◆ Directions
Go through the entries below and copy each line containing the word "Выкраиваем".

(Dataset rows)
━━━━
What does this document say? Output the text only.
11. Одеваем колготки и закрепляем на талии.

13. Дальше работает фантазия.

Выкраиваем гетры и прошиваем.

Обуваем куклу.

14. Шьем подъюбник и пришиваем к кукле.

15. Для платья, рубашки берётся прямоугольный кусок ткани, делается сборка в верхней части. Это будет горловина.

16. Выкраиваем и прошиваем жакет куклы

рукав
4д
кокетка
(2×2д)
━━━━
◆ Full output
Выкраиваем гетры и прошиваем.
16. Выкраиваем и прошиваем жакет куклы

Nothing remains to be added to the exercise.